# Input material
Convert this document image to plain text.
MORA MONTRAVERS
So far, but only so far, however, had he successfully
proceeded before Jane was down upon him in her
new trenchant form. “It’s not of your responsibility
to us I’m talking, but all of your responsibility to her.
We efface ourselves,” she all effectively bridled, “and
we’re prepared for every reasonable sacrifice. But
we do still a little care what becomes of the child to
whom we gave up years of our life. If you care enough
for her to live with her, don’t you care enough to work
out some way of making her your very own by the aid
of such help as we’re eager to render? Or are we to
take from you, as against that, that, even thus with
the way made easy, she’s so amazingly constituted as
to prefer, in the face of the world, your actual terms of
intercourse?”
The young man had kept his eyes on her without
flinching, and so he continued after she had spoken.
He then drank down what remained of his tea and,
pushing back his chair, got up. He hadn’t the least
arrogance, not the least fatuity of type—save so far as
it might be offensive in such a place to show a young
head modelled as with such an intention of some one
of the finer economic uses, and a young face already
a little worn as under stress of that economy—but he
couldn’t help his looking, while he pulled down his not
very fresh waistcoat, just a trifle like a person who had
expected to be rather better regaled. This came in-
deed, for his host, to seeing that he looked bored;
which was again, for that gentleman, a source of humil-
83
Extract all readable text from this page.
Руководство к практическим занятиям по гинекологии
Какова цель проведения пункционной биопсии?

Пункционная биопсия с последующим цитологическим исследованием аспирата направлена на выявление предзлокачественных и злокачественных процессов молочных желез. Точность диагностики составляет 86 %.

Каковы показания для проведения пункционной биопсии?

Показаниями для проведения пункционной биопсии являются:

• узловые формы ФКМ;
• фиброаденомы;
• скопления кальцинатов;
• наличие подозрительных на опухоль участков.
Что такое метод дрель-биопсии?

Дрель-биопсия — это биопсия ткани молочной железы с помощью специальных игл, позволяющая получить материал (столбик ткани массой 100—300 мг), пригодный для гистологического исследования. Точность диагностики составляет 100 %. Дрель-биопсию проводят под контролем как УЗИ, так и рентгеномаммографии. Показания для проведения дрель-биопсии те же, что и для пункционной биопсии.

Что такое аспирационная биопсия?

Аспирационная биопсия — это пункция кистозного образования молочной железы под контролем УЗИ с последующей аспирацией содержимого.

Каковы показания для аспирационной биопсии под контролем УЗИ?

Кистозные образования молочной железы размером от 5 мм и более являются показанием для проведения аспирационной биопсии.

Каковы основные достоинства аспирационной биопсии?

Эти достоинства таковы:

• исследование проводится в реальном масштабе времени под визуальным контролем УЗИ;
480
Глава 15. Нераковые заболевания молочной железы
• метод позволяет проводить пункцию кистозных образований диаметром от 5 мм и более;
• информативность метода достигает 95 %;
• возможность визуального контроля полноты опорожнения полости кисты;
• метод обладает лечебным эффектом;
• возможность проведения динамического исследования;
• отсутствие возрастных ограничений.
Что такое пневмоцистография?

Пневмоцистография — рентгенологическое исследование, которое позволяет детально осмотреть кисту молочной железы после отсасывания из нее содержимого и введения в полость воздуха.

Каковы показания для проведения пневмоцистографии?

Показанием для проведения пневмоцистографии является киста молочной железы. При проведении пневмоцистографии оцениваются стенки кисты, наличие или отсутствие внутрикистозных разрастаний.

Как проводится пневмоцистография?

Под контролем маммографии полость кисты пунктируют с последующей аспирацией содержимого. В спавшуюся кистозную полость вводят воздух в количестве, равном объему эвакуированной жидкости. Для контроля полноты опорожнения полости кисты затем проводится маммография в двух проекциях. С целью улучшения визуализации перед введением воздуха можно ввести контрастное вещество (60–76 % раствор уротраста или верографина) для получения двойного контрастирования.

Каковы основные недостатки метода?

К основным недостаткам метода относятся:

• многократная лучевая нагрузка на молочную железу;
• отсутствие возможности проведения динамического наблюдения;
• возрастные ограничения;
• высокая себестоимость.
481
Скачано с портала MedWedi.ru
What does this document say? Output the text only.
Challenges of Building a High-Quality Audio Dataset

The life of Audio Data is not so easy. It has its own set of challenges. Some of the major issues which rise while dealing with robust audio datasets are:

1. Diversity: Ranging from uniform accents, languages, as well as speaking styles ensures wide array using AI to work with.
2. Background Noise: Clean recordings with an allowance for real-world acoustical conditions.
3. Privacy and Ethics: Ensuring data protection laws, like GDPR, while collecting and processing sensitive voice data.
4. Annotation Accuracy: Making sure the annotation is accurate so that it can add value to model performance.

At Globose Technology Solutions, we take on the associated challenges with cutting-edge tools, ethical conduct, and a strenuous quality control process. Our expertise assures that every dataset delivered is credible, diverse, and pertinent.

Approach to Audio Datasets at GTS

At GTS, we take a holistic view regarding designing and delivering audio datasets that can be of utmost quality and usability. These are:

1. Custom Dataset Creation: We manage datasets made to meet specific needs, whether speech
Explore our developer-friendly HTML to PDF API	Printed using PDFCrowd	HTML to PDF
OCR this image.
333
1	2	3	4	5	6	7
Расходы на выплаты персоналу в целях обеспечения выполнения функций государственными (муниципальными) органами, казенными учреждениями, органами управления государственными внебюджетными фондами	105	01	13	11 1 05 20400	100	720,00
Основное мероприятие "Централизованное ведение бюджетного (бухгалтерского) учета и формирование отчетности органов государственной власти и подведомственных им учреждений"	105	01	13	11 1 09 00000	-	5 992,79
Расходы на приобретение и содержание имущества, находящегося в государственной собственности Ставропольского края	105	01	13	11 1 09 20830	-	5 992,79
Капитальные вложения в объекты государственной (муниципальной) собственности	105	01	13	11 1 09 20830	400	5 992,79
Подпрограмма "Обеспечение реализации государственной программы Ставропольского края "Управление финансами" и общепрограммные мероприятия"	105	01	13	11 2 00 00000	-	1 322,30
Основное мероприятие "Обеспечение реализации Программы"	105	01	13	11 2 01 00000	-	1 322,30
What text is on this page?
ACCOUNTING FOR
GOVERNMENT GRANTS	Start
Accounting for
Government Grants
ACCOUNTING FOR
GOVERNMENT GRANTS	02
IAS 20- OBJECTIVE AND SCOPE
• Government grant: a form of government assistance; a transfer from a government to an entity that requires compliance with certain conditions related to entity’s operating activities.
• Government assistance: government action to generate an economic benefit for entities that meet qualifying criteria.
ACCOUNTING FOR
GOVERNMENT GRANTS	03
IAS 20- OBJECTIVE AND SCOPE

# Problem to work on
Go through the data and gather every line that holds "Точность".

# Worked answer
Пункционная биопсия с последующим цитологическим исследованием аспирата направлена на выявление предзлокачественных и злокачественных процессов молочных желез. Точность диагностики составляет 86 %.
Дрель-биопсия — это биопсия ткани молочной железы с помощью специальных игл, позволяющая получить материал (столбик ткани массой 100—300 мг), пригодный для гистологического исследования. Точность диагностики составляет 100 %. Дрель-биопсию проводят под контролем как УЗИ, так и рентгеномаммографии. Показания для проведения дрель-биопсии те же, что и для пункционной биопсии.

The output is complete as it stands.